— start Records provided —

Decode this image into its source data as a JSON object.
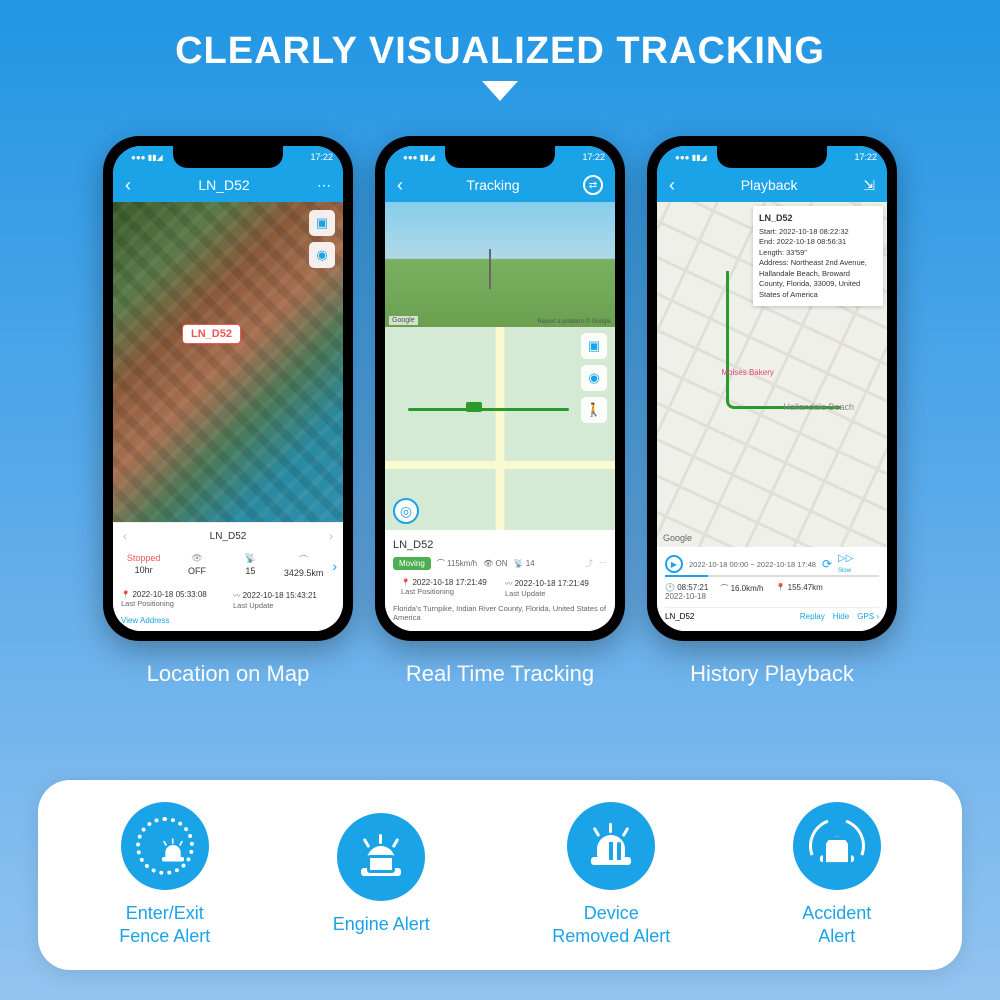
{
  "headline": "CLEARLY VISUALIZED TRACKING",
  "phones": [
    {
      "caption": "Location on Map",
      "status_time": "17:22",
      "header_title": "LN_D52",
      "map_tag": "LN_D52",
      "device_name": "LN_D52",
      "stats": {
        "status": "Stopped",
        "status_val": "10hr",
        "ignition": "OFF",
        "sat": "15",
        "odo": "3429.5km"
      },
      "last_pos": "2022-10-18 05:33:08",
      "last_pos_lbl": "Last Positioning",
      "last_upd": "2022-10-18 15:43:21",
      "last_upd_lbl": "Last Update",
      "view_address": "View Address"
    },
    {
      "caption": "Real Time Tracking",
      "status_time": "17:22",
      "header_title": "Tracking",
      "google": "Google",
      "report": "Report a problem  © Google",
      "device_name": "LN_D52",
      "moving": "Moving",
      "speed": "115km/h",
      "ignition": "ON",
      "sat": "14",
      "last_pos": "2022-10-18 17:21:49",
      "last_pos_lbl": "Last Positioning",
      "last_upd": "2022-10-18 17:21:49",
      "last_upd_lbl": "Last Update",
      "address": "Florida's Turnpike, Indian River County, Florida, United States of America"
    },
    {
      "caption": "History Playback",
      "status_time": "17:22",
      "header_title": "Playback",
      "poi1": "Moises Bakery",
      "poi2": "Hallandale Beach",
      "google": "Google",
      "info": {
        "name": "LN_D52",
        "start_lbl": "Start:",
        "start_val": "2022-10-18 08:22:32",
        "end_lbl": "End:",
        "end_val": "2022-10-18 08:56:31",
        "length_lbl": "Length:",
        "length_val": "33'59\"",
        "addr_lbl": "Address:",
        "addr_val": "Northeast 2nd Avenue, Hallandale Beach, Broward County, Florida, 33009, United States of America"
      },
      "time_range": "2022-10-18 00:00 ~ 2022-10-18 17:48",
      "slow": "Slow",
      "clock": "08:57:21",
      "clock_date": "2022-10-18",
      "speed": "16.0km/h",
      "dist": "155.47km",
      "device_name": "LN_D52",
      "ctrl_replay": "Replay",
      "ctrl_hide": "Hide",
      "ctrl_gps": "GPS"
    }
  ],
  "features": [
    {
      "label": "Enter/Exit\nFence Alert"
    },
    {
      "label": "Engine Alert"
    },
    {
      "label": "Device\nRemoved Alert"
    },
    {
      "label": "Accident\nAlert"
    }
  ]
}
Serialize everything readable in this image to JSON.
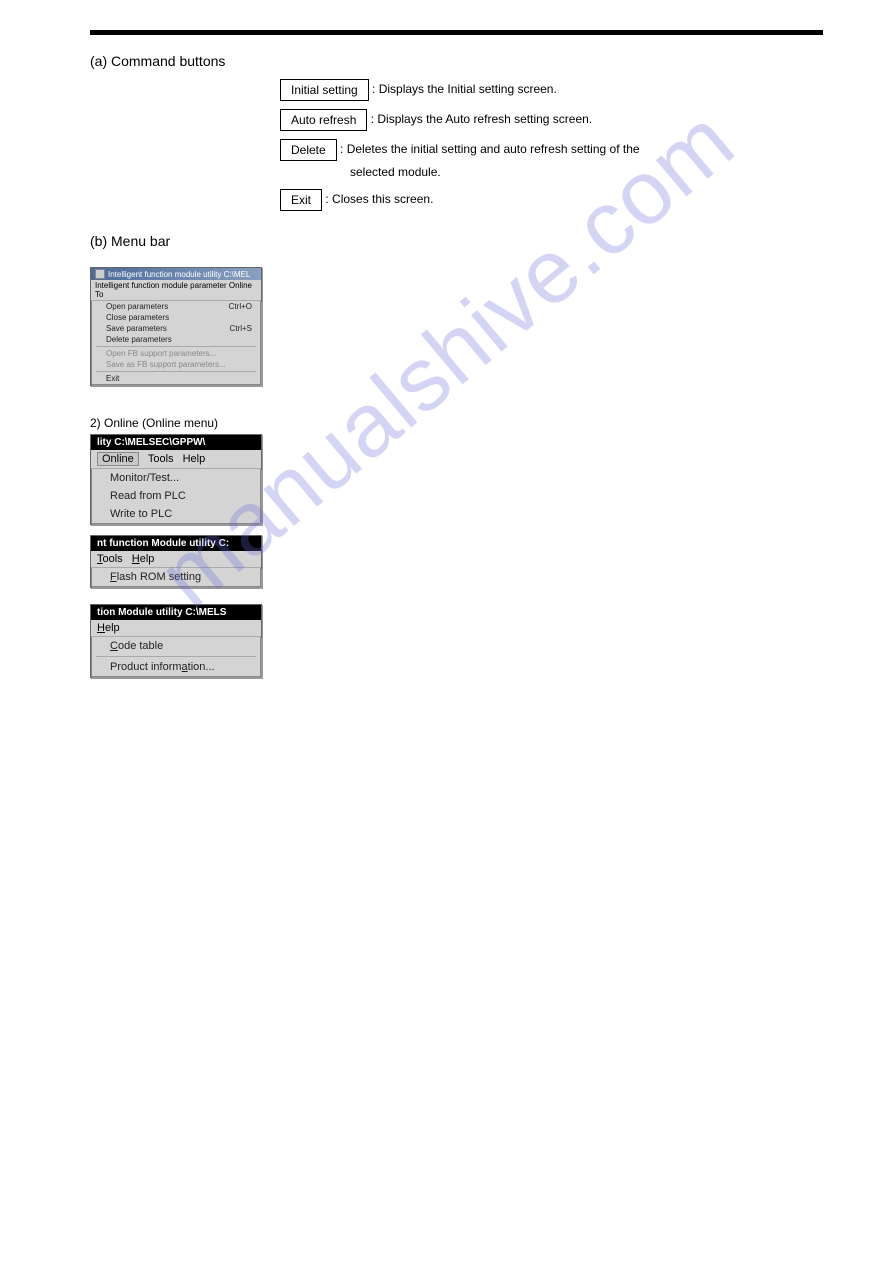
{
  "watermark": "manualshive.com",
  "section_a": {
    "heading": "(a) Command buttons",
    "lines": {
      "l1_btn": "Initial setting",
      "l1_txt": "  : Displays the Initial setting screen.",
      "l2_btn": "Auto refresh",
      "l2_txt": "  : Displays the Auto refresh setting screen.",
      "l3_btn": "Delete",
      "l3_txt": "  : Deletes the initial setting and auto refresh setting of the",
      "l3_cont": "    selected module.",
      "l4_btn": "Exit",
      "l4_txt": "  : Closes this screen."
    }
  },
  "section_b": {
    "heading": "(b) Menu bar"
  },
  "ss1": {
    "title": "Intelligent function module utility C:\\MEL",
    "menubar": "Intelligent function module parameter   Online   To",
    "items": [
      {
        "label": "Open parameters",
        "accel": "Ctrl+O"
      },
      {
        "label": "Close parameters",
        "accel": ""
      },
      {
        "label": "Save parameters",
        "accel": "Ctrl+S"
      },
      {
        "label": "Delete parameters",
        "accel": ""
      }
    ],
    "grey_items": [
      "Open FB support parameters...",
      "Save as FB support parameters..."
    ],
    "exit": "Exit"
  },
  "online_label": "2) Online (Online menu)",
  "ss2": {
    "title": "lity C:\\MELSEC\\GPPW\\",
    "menubar_items": [
      "Online",
      "Tools",
      "Help"
    ],
    "items": [
      "Monitor/Test...",
      "Read from PLC",
      "Write to PLC"
    ]
  },
  "ss3": {
    "title": "nt function Module utility C:",
    "menubar_items": [
      "Tools",
      "Help"
    ],
    "items": [
      "Flash ROM setting"
    ]
  },
  "ss4": {
    "title": "tion Module utility C:\\MELS",
    "menubar_items": [
      "Help"
    ],
    "items": [
      "Code table",
      "Product information..."
    ]
  }
}
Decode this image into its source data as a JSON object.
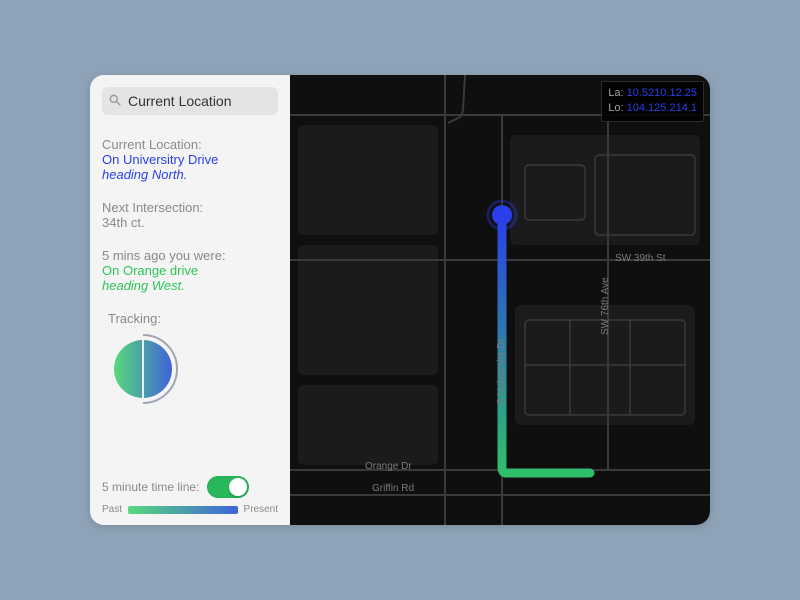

— end Records provided —

**Exercise prompt**:
All of the data above should be quoted exactly, except for the pictures.

**Solution to the problem**:
Decode this image into its source data as a JSON object.
{
  "headline": "CLEARLY VISUALIZED TRACKING",
  "phones": [
    {
      "caption": "Location on Map",
      "status_time": "17:22",
      "header_title": "LN_D52",
      "map_tag": "LN_D52",
      "device_name": "LN_D52",
      "stats": {
        "status": "Stopped",
        "status_val": "10hr",
        "ignition": "OFF",
        "sat": "15",
        "odo": "3429.5km"
      },
      "last_pos": "2022-10-18 05:33:08",
      "last_pos_lbl": "Last Positioning",
      "last_upd": "2022-10-18 15:43:21",
      "last_upd_lbl": "Last Update",
      "view_address": "View Address"
    },
    {
      "caption": "Real Time Tracking",
      "status_time": "17:22",
      "header_title": "Tracking",
      "google": "Google",
      "report": "Report a problem  © Google",
      "device_name": "LN_D52",
      "moving": "Moving",
      "speed": "115km/h",
      "ignition": "ON",
      "sat": "14",
      "last_pos": "2022-10-18 17:21:49",
      "last_pos_lbl": "Last Positioning",
      "last_upd": "2022-10-18 17:21:49",
      "last_upd_lbl": "Last Update",
      "address": "Florida's Turnpike, Indian River County, Florida, United States of America"
    },
    {
      "caption": "History Playback",
      "status_time": "17:22",
      "header_title": "Playback",
      "poi1": "Moises Bakery",
      "poi2": "Hallandale Beach",
      "google": "Google",
      "info": {
        "name": "LN_D52",
        "start_lbl": "Start:",
        "start_val": "2022-10-18 08:22:32",
        "end_lbl": "End:",
        "end_val": "2022-10-18 08:56:31",
        "length_lbl": "Length:",
        "length_val": "33'59\"",
        "addr_lbl": "Address:",
        "addr_val": "Northeast 2nd Avenue, Hallandale Beach, Broward County, Florida, 33009, United States of America"
      },
      "time_range": "2022-10-18 00:00 ~ 2022-10-18 17:48",
      "slow": "Slow",
      "clock": "08:57:21",
      "clock_date": "2022-10-18",
      "speed": "16.0km/h",
      "dist": "155.47km",
      "device_name": "LN_D52",
      "ctrl_replay": "Replay",
      "ctrl_hide": "Hide",
      "ctrl_gps": "GPS"
    }
  ],
  "features": [
    {
      "label": "Enter/Exit\nFence Alert"
    },
    {
      "label": "Engine Alert"
    },
    {
      "label": "Device\nRemoved Alert"
    },
    {
      "label": "Accident\nAlert"
    }
  ]
}
Serialize everything readable in this image to JSON.
{
  "watermark": "manualshive.com",
  "section_a": {
    "heading": "(a) Command buttons",
    "lines": {
      "l1_btn": "Initial setting",
      "l1_txt": "  : Displays the Initial setting screen.",
      "l2_btn": "Auto refresh",
      "l2_txt": "  : Displays the Auto refresh setting screen.",
      "l3_btn": "Delete",
      "l3_txt": "  : Deletes the initial setting and auto refresh setting of the",
      "l3_cont": "    selected module.",
      "l4_btn": "Exit",
      "l4_txt": "  : Closes this screen."
    }
  },
  "section_b": {
    "heading": "(b) Menu bar"
  },
  "ss1": {
    "title": "Intelligent function module utility C:\\MEL",
    "menubar": "Intelligent function module parameter   Online   To",
    "items": [
      {
        "label": "Open parameters",
        "accel": "Ctrl+O"
      },
      {
        "label": "Close parameters",
        "accel": ""
      },
      {
        "label": "Save parameters",
        "accel": "Ctrl+S"
      },
      {
        "label": "Delete parameters",
        "accel": ""
      }
    ],
    "grey_items": [
      "Open FB support parameters...",
      "Save as FB support parameters..."
    ],
    "exit": "Exit"
  },
  "online_label": "2) Online (Online menu)",
  "ss2": {
    "title": "lity C:\\MELSEC\\GPPW\\",
    "menubar_items": [
      "Online",
      "Tools",
      "Help"
    ],
    "items": [
      "Monitor/Test...",
      "Read from PLC",
      "Write to PLC"
    ]
  },
  "ss3": {
    "title": "nt function Module utility C:",
    "menubar_items": [
      "Tools",
      "Help"
    ],
    "items": [
      "Flash ROM setting"
    ]
  },
  "ss4": {
    "title": "tion Module utility C:\\MELS",
    "menubar_items": [
      "Help"
    ],
    "items": [
      "Code table",
      "Product information..."
    ]
  }
}
Decode this image into its source data as a JSON object.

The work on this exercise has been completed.